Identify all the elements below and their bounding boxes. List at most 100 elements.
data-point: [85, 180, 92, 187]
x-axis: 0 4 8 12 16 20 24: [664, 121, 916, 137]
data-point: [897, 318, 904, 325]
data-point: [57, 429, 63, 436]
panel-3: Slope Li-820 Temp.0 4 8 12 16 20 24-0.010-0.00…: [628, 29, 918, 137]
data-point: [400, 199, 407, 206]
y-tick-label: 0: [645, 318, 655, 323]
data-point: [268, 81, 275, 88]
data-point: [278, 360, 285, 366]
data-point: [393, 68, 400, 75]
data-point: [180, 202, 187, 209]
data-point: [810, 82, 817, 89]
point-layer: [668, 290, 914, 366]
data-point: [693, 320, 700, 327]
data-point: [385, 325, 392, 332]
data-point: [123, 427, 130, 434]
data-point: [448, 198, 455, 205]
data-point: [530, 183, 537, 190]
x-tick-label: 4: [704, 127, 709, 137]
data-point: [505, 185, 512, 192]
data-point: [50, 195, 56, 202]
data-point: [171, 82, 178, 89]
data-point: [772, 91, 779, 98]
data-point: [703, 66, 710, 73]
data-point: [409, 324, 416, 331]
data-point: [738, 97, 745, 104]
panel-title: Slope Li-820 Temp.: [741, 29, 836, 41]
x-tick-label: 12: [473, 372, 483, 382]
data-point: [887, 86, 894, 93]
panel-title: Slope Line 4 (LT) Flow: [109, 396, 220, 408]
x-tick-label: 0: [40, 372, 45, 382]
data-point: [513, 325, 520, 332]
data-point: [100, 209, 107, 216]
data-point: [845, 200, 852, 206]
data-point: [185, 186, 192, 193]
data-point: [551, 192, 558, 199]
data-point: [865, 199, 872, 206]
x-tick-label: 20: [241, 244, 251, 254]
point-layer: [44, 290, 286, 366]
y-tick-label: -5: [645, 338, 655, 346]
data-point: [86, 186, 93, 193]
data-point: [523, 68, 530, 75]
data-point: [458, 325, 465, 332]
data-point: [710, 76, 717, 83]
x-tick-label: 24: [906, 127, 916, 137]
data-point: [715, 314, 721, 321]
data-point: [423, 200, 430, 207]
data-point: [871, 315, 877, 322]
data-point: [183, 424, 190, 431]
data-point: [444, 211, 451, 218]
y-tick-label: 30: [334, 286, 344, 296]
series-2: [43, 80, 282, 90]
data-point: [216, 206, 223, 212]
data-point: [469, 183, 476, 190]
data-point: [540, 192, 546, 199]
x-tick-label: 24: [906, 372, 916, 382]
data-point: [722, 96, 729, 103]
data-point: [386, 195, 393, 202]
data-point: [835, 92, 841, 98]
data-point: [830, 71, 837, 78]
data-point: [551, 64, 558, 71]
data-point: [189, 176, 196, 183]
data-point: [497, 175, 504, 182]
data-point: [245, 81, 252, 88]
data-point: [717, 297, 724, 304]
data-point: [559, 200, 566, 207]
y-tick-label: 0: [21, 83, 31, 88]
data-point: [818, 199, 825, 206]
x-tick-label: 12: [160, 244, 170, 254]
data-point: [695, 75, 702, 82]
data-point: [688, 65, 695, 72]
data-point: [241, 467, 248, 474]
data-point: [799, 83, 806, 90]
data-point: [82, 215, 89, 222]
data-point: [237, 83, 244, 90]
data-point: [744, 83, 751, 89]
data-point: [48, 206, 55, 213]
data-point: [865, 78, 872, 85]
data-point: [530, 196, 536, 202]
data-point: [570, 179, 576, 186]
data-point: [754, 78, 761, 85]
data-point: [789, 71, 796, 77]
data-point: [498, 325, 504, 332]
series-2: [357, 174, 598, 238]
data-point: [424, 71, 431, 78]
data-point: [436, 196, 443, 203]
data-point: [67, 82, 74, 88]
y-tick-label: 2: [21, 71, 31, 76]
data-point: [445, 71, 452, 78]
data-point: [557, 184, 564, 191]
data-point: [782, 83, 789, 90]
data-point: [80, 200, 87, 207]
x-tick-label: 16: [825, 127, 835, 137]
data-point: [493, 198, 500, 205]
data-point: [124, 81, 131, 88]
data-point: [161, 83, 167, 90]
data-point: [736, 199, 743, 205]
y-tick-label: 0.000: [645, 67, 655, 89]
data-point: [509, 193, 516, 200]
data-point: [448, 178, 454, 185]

______________________________

Job:
Put every line of the records into a numbered list, leaving out any blank lines.

Written response:
1. Identify all the elements below and their bounding boxes. List at most 100 elements.
2. data-point: [85, 180, 92, 187]
3. x-axis: 0 4 8 12 16 20 24: [664, 121, 916, 137]
4. data-point: [897, 318, 904, 325]
5. data-point: [57, 429, 63, 436]
6. panel-3: Slope Li-820 Temp.0 4 8 12 16 20 24-0.010-0.00…: [628, 29, 918, 137]
7. data-point: [400, 199, 407, 206]
8. y-tick-label: 0: [645, 318, 655, 323]
9. data-point: [268, 81, 275, 88]
10. data-point: [278, 360, 285, 366]
11. data-point: [393, 68, 400, 75]
12. data-point: [180, 202, 187, 209]
13. data-point: [810, 82, 817, 89]
14. point-layer: [668, 290, 914, 366]
15. data-point: [693, 320, 700, 327]
16. data-point: [385, 325, 392, 332]
17. data-point: [123, 427, 130, 434]
18. data-point: [448, 198, 455, 205]
19. data-point: [530, 183, 537, 190]
20. x-tick-label: 4: [704, 127, 709, 137]
21. data-point: [505, 185, 512, 192]
22. data-point: [50, 195, 56, 202]
23. data-point: [171, 82, 178, 89]
24. data-point: [772, 91, 779, 98]
25. data-point: [703, 66, 710, 73]
26. data-point: [409, 324, 416, 331]
27. data-point: [738, 97, 745, 104]
28. panel-title: Slope Li-820 Temp.: [741, 29, 836, 41]
29. x-tick-label: 12: [473, 372, 483, 382]
30. data-point: [887, 86, 894, 93]
31. panel-title: Slope Line 4 (LT) Flow: [109, 396, 220, 408]
32. x-tick-label: 0: [40, 372, 45, 382]
33. data-point: [513, 325, 520, 332]
34. data-point: [100, 209, 107, 216]
35. data-point: [845, 200, 852, 206]
36. data-point: [185, 186, 192, 193]
37. data-point: [551, 192, 558, 199]
38. data-point: [865, 199, 872, 206]
39. x-tick-label: 20: [241, 244, 251, 254]
40. point-layer: [44, 290, 286, 366]
41. y-tick-label: -5: [645, 338, 655, 346]
42. data-point: [86, 186, 93, 193]
43. data-point: [523, 68, 530, 75]
44. data-point: [458, 325, 465, 332]
45. data-point: [710, 76, 717, 83]
46. x-tick-label: 24: [906, 127, 916, 137]
47. data-point: [715, 314, 721, 321]
48. data-point: [423, 200, 430, 207]
49. data-point: [871, 315, 877, 322]
50. data-point: [183, 424, 190, 431]
51. data-point: [444, 211, 451, 218]
52. y-tick-label: 30: [334, 286, 344, 296]
53. series-2: [43, 80, 282, 90]
54. data-point: [216, 206, 223, 212]
55. data-point: [469, 183, 476, 190]
56. data-point: [540, 192, 546, 199]
57. x-tick-label: 24: [906, 372, 916, 382]
58. data-point: [722, 96, 729, 103]
59. data-point: [386, 195, 393, 202]
60. data-point: [835, 92, 841, 98]
61. data-point: [830, 71, 837, 78]
62. data-point: [551, 64, 558, 71]
63. data-point: [189, 176, 196, 183]
64. data-point: [497, 175, 504, 182]
65. data-point: [245, 81, 252, 88]
66. data-point: [717, 297, 724, 304]
67. data-point: [559, 200, 566, 207]
68. y-tick-label: 0: [21, 83, 31, 88]
69. data-point: [818, 199, 825, 206]
70. x-tick-label: 12: [160, 244, 170, 254]
71. data-point: [695, 75, 702, 82]
72. data-point: [688, 65, 695, 72]
73. data-point: [241, 467, 248, 474]
74. data-point: [799, 83, 806, 90]
75. data-point: [82, 215, 89, 222]
76. data-point: [237, 83, 244, 90]
77. data-point: [744, 83, 751, 89]
78. data-point: [48, 206, 55, 213]
79. data-point: [865, 78, 872, 85]
80. data-point: [530, 196, 536, 202]
81. data-point: [570, 179, 576, 186]
82. data-point: [754, 78, 761, 85]
83. data-point: [789, 71, 796, 77]
84. data-point: [498, 325, 504, 332]
85. series-2: [357, 174, 598, 238]
86. data-point: [424, 71, 431, 78]
87. data-point: [436, 196, 443, 203]
88. data-point: [67, 82, 74, 88]
89. y-tick-label: 2: [21, 71, 31, 76]
90. data-point: [445, 71, 452, 78]
91. data-point: [557, 184, 564, 191]
92. data-point: [782, 83, 789, 90]
93. data-point: [80, 200, 87, 207]
94. x-tick-label: 16: [825, 127, 835, 137]
95. data-point: [493, 198, 500, 205]
96. data-point: [124, 81, 131, 88]
97. data-point: [161, 83, 167, 90]
98. data-point: [736, 199, 743, 205]
99. y-tick-label: 0.000: [645, 67, 655, 89]
100. data-point: [509, 193, 516, 200]
101. data-point: [448, 178, 454, 185]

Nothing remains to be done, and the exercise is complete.